-- Begin Material for this exercise --

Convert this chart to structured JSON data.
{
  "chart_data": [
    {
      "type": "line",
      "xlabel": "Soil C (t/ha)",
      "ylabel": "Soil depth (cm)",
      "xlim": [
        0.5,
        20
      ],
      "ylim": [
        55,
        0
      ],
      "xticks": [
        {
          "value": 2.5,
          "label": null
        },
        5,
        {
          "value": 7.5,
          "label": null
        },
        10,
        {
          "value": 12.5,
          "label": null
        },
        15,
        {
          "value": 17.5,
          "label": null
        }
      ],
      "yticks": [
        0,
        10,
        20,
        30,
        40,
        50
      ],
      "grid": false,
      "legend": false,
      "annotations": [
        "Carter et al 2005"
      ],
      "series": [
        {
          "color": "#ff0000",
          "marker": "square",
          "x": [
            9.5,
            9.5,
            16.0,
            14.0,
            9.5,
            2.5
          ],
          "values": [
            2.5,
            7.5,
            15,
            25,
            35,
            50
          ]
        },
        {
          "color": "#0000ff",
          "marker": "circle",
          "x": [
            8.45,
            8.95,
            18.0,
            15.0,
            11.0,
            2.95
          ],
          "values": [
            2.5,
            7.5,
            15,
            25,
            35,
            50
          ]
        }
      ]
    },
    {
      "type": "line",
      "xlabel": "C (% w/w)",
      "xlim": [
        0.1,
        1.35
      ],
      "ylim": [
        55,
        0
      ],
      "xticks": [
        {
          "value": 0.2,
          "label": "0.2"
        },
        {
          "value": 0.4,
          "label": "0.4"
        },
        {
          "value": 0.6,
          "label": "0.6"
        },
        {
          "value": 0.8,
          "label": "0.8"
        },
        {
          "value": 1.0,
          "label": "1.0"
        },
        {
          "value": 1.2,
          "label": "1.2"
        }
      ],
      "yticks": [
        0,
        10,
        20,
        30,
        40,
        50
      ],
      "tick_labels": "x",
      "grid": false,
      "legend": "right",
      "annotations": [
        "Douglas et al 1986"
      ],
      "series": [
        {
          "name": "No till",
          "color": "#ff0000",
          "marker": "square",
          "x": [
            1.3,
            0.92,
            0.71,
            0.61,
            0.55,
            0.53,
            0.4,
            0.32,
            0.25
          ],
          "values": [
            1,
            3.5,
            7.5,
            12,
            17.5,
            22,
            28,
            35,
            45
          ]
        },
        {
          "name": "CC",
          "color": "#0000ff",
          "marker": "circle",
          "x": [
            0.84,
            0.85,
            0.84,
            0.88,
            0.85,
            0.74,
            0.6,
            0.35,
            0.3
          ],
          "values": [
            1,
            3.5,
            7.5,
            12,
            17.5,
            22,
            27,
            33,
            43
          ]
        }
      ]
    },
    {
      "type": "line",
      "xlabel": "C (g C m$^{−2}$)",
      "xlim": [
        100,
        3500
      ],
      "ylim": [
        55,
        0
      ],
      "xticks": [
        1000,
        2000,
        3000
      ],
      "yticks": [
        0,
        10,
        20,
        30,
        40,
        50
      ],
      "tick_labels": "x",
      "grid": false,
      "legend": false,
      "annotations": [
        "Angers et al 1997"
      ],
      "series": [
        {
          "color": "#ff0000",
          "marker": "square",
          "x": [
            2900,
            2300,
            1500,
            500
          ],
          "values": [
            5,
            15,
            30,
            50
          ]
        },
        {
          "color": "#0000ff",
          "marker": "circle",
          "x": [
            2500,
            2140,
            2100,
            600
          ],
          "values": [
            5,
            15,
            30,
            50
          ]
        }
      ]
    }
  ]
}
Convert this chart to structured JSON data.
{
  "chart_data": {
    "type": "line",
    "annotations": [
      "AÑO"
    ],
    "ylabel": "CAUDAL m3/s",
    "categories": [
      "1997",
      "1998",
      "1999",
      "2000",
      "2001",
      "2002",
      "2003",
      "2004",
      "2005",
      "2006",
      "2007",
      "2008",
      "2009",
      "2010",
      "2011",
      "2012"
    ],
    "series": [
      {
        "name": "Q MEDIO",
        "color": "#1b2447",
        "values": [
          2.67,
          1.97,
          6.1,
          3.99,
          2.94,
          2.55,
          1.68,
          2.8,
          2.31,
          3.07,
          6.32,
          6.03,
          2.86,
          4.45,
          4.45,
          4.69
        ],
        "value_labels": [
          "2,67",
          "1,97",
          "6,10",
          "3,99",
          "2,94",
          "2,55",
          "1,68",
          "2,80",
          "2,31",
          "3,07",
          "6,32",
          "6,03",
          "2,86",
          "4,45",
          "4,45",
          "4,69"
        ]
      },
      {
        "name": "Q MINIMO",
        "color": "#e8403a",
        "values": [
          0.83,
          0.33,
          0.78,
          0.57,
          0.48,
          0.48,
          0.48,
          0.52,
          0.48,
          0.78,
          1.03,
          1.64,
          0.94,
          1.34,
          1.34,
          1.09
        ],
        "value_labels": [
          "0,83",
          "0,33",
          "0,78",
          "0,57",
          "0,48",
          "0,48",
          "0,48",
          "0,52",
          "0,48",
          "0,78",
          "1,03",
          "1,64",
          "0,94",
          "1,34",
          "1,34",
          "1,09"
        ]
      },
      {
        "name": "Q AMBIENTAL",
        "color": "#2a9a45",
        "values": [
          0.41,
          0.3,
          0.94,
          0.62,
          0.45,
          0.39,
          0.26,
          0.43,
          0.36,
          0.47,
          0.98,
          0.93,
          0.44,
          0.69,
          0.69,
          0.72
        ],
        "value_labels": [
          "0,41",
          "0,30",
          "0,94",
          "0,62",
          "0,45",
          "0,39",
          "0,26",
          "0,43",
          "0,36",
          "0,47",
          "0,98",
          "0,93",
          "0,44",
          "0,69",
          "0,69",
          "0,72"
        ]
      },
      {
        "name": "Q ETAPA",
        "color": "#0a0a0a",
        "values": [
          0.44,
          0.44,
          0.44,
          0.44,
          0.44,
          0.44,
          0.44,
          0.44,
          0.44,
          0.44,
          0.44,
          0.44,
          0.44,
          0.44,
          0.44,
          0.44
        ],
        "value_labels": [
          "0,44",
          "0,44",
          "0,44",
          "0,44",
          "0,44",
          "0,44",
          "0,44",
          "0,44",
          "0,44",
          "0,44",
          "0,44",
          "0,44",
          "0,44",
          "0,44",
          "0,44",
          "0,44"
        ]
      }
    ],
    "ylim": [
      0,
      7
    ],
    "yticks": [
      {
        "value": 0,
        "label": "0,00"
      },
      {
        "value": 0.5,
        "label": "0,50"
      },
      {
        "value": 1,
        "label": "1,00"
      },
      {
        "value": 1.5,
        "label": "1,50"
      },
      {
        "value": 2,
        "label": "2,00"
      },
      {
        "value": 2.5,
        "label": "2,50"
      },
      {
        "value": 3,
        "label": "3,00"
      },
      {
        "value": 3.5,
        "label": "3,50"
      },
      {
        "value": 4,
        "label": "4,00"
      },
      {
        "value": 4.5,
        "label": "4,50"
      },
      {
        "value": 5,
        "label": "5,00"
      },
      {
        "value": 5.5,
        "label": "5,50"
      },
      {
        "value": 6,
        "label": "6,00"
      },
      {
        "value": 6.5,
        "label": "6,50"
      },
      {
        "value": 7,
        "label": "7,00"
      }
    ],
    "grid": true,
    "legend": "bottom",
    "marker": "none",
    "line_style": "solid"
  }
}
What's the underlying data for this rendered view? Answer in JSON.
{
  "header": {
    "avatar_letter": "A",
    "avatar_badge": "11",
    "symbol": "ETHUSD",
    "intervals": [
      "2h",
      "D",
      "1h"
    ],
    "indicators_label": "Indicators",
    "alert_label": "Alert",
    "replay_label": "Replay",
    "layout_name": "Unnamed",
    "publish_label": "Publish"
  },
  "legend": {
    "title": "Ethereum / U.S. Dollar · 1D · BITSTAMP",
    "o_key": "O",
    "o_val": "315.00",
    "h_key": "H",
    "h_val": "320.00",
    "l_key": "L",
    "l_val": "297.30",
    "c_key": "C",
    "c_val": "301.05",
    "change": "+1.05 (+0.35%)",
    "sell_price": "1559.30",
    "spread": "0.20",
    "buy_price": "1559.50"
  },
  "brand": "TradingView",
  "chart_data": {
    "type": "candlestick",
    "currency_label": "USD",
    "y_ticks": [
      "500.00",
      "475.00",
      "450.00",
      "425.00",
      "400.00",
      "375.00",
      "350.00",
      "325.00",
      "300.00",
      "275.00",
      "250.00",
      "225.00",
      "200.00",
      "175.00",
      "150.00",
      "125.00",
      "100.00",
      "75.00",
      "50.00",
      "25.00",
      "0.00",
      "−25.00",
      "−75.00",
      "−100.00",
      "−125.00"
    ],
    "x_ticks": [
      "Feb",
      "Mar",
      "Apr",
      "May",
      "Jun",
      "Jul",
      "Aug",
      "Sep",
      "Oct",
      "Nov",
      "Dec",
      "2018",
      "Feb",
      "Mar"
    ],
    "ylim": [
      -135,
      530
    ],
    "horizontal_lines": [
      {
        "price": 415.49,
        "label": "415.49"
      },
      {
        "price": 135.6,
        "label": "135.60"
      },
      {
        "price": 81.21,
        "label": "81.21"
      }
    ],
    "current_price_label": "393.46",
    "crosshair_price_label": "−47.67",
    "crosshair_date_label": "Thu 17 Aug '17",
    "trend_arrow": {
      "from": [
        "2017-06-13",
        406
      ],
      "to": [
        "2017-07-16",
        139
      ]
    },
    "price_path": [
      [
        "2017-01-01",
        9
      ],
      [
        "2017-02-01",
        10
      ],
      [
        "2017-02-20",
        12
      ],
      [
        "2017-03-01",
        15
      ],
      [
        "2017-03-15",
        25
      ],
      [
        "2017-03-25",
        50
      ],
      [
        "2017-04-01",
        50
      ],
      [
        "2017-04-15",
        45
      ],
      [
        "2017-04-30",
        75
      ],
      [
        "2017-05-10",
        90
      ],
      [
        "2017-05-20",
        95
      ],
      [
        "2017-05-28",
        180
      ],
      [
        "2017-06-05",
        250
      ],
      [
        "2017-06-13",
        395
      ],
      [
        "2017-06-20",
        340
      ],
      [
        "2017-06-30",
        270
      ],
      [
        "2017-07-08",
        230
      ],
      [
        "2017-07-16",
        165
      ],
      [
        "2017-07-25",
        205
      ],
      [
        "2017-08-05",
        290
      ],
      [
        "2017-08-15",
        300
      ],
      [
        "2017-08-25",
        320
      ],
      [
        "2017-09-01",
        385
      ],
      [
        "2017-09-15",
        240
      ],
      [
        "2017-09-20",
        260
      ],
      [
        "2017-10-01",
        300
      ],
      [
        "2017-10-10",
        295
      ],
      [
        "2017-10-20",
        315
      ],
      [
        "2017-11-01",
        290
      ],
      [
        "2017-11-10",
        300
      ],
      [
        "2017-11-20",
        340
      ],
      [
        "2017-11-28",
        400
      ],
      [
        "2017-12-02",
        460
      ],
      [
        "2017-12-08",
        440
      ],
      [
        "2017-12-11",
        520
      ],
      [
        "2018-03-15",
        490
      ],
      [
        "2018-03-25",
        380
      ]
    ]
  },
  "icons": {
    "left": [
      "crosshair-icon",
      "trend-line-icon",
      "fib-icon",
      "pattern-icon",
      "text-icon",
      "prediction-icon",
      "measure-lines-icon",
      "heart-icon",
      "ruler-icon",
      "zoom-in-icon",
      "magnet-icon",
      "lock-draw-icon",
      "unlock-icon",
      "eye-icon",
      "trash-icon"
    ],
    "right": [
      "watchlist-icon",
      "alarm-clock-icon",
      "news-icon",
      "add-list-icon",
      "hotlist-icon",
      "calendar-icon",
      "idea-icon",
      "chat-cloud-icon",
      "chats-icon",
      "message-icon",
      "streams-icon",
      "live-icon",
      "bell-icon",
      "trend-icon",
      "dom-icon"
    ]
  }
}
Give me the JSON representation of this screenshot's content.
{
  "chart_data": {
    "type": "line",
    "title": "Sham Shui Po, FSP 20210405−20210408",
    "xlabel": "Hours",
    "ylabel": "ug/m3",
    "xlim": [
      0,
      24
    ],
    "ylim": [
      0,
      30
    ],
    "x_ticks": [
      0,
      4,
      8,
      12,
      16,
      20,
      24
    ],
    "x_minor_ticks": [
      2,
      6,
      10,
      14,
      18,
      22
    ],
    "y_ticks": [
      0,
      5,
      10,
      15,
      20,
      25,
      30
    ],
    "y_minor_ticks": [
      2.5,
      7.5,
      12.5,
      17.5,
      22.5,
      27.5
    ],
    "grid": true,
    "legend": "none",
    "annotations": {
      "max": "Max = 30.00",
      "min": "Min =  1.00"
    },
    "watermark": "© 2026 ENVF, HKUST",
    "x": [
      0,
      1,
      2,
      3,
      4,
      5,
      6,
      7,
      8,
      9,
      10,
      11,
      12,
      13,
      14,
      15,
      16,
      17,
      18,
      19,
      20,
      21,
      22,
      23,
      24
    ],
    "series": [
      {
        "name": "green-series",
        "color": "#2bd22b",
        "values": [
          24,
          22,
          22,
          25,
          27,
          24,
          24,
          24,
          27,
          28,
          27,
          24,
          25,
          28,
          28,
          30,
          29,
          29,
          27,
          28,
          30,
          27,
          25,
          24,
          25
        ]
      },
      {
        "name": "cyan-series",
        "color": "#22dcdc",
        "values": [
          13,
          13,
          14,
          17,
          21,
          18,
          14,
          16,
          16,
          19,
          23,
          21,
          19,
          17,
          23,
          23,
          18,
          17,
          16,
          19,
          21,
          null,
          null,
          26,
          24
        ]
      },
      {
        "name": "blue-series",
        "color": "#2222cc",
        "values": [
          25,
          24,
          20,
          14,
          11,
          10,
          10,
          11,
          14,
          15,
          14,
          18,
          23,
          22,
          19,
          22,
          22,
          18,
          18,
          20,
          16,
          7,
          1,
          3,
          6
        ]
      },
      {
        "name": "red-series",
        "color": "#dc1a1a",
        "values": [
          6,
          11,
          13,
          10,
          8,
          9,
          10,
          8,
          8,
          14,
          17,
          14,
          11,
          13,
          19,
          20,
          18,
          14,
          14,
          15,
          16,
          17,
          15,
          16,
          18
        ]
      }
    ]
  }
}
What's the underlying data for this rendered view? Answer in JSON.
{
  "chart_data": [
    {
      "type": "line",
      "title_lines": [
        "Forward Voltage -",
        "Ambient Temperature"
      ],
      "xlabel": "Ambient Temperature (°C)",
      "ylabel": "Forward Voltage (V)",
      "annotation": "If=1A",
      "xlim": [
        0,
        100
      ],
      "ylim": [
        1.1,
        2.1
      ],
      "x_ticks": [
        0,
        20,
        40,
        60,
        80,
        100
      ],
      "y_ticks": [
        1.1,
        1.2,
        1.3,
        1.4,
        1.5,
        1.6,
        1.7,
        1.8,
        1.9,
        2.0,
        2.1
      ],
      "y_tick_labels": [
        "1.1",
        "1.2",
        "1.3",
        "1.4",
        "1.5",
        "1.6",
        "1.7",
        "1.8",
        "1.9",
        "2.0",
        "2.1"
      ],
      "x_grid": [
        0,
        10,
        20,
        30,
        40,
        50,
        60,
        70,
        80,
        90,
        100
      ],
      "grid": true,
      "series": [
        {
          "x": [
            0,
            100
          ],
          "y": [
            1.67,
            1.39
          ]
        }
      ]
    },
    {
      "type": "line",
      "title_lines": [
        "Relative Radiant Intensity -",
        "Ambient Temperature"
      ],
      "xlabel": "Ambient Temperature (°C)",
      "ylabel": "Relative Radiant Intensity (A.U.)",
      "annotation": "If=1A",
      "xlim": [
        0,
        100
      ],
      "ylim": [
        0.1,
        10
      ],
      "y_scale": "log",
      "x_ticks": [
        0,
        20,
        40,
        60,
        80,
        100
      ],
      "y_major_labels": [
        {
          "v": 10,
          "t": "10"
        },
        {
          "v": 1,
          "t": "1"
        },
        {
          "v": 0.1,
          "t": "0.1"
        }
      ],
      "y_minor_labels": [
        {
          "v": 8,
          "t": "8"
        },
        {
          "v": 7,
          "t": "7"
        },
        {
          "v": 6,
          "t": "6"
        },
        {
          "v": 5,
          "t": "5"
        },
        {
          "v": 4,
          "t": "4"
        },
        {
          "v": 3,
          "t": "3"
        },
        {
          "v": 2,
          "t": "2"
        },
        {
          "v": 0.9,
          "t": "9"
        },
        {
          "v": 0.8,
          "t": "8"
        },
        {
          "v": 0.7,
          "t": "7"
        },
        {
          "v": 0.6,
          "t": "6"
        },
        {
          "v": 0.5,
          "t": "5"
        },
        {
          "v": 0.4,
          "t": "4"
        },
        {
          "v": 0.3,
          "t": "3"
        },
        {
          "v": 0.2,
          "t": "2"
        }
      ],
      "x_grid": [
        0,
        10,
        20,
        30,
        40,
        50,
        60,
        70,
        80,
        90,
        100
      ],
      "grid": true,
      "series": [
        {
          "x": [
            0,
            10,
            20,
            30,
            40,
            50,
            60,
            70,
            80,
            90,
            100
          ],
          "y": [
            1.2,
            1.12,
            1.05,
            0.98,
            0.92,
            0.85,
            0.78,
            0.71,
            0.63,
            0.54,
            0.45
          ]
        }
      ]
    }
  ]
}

-- End Material for this exercise --

Find every line above that contains the word "xlabel", and return each one.

      "xlabel": "Soil C (t/ha)",
      "xlabel": "C (% w/w)",
      "xlabel": "C (g C m$^{−2}$)",
    "xlabel": "Hours",
      "xlabel": "Ambient Temperature (°C)",
      "xlabel": "Ambient Temperature (°C)",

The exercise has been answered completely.